PROVIDED RECORDS:
· · ·
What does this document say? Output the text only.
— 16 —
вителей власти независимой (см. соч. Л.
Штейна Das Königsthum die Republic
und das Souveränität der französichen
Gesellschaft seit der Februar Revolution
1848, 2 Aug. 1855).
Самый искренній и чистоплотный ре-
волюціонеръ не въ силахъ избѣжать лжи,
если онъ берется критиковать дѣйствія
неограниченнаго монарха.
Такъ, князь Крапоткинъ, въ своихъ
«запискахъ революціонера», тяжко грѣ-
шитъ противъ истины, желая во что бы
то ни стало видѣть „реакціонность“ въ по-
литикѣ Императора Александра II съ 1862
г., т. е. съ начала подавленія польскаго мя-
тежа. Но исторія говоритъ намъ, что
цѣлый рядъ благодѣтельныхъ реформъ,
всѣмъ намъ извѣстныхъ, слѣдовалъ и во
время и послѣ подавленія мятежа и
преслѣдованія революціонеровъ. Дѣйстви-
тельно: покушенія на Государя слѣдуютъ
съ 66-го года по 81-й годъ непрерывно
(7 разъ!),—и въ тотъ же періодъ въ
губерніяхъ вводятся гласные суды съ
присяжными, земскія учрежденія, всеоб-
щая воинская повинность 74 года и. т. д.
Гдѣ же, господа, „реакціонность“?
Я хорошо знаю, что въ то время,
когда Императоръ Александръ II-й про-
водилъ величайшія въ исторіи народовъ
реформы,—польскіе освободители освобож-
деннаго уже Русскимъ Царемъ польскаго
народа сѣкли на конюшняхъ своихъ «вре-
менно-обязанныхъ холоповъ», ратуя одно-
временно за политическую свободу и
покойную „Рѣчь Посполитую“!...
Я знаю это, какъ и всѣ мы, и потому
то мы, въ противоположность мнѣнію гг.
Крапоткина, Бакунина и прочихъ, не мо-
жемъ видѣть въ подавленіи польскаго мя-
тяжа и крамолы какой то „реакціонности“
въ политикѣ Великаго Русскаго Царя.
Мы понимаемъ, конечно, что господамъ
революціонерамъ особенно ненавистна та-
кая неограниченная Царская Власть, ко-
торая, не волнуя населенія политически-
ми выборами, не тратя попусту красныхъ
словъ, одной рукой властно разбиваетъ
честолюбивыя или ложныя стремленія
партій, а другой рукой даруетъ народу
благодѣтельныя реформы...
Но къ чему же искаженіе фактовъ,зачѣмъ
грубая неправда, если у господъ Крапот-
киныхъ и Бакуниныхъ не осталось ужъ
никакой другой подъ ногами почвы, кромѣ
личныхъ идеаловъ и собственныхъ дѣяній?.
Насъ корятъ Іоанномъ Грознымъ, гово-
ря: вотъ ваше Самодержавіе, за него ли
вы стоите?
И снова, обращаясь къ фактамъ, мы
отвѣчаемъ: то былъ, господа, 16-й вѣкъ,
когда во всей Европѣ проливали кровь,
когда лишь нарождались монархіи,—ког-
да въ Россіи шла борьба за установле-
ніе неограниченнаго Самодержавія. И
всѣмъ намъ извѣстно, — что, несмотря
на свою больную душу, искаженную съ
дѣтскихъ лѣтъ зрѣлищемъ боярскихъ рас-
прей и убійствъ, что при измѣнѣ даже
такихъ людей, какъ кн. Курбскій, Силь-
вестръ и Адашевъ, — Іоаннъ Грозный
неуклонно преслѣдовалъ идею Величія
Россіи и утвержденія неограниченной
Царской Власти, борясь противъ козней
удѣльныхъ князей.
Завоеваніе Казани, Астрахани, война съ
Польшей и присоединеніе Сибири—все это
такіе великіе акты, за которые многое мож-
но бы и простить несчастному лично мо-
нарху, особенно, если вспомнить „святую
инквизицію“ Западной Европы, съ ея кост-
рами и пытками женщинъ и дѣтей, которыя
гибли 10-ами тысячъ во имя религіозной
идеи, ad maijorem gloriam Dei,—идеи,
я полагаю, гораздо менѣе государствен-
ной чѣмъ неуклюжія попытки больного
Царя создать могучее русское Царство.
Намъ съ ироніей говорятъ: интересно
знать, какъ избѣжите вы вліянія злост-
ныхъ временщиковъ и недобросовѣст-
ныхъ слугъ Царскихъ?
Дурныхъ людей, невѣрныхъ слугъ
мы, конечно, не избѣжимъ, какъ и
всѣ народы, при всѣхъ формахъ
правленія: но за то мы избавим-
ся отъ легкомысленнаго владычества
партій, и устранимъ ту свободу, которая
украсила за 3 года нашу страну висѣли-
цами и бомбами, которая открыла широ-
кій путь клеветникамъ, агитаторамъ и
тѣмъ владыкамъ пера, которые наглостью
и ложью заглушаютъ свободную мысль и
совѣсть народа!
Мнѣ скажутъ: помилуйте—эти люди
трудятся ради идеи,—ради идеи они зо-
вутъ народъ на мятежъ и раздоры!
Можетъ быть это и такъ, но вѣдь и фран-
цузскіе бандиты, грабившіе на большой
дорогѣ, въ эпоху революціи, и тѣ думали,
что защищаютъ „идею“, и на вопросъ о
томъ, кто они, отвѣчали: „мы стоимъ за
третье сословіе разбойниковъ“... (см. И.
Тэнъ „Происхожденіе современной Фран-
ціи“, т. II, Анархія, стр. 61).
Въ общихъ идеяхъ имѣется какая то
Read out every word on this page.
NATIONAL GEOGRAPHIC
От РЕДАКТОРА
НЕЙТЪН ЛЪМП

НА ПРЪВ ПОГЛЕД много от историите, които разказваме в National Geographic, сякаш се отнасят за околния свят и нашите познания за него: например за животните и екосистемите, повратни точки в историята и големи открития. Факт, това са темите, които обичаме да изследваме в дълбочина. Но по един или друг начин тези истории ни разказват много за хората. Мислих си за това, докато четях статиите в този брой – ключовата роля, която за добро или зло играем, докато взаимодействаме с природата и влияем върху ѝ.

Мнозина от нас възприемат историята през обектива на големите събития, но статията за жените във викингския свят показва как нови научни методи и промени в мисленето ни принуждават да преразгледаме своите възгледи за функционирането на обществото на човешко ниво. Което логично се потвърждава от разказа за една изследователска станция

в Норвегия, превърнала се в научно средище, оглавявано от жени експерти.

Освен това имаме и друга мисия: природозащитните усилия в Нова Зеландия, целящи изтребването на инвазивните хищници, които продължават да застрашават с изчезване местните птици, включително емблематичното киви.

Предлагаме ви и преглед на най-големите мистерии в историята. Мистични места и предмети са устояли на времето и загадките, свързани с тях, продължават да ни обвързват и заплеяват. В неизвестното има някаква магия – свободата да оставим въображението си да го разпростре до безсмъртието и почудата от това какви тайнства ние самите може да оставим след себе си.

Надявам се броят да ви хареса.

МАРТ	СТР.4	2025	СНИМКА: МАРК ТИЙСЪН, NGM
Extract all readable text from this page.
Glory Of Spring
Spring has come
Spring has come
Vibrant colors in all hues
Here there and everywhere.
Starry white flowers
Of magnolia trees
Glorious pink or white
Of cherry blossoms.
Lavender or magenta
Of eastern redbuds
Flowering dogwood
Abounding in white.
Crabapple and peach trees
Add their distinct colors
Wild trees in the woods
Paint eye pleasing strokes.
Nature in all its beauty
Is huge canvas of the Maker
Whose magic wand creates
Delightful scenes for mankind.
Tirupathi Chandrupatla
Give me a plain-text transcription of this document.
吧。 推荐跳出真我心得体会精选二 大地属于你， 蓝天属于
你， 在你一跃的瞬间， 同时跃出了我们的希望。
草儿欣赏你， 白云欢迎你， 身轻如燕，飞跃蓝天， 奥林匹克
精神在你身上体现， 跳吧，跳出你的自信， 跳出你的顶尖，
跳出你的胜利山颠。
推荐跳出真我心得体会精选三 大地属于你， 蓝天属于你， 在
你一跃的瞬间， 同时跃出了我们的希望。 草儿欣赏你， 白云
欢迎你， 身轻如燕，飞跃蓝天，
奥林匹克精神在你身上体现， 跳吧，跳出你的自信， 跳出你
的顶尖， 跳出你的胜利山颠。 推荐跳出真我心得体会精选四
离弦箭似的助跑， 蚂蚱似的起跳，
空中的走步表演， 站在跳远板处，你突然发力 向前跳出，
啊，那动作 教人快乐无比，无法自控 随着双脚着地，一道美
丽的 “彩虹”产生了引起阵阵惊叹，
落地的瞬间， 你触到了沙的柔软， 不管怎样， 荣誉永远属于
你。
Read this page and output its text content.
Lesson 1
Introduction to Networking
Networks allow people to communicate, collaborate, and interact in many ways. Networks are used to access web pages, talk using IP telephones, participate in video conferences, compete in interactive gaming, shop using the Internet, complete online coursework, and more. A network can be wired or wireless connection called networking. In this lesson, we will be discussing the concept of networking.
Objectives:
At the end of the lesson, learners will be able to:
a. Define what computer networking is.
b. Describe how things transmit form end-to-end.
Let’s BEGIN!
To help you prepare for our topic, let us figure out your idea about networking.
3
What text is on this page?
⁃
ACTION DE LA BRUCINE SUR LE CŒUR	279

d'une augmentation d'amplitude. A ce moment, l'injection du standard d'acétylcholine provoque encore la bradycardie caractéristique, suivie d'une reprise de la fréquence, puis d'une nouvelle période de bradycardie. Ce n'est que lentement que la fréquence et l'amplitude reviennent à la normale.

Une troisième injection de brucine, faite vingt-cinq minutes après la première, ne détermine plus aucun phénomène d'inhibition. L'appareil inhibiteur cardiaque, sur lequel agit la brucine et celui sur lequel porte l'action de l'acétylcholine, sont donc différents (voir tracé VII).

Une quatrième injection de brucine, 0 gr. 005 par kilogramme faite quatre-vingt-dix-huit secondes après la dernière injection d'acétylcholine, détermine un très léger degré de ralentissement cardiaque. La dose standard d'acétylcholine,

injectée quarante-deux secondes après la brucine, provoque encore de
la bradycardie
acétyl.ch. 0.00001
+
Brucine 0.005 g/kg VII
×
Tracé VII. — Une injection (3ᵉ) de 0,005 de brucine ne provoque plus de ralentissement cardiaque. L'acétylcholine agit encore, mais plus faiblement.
· · ·
YOUR INSTRUCTIONS: List the lines that contain the word "конечно".

EXERCISE OUTPUT:
Мы понимаемъ, конечно, что господамъ
мы, конечно, не избѣжимъ, какъ и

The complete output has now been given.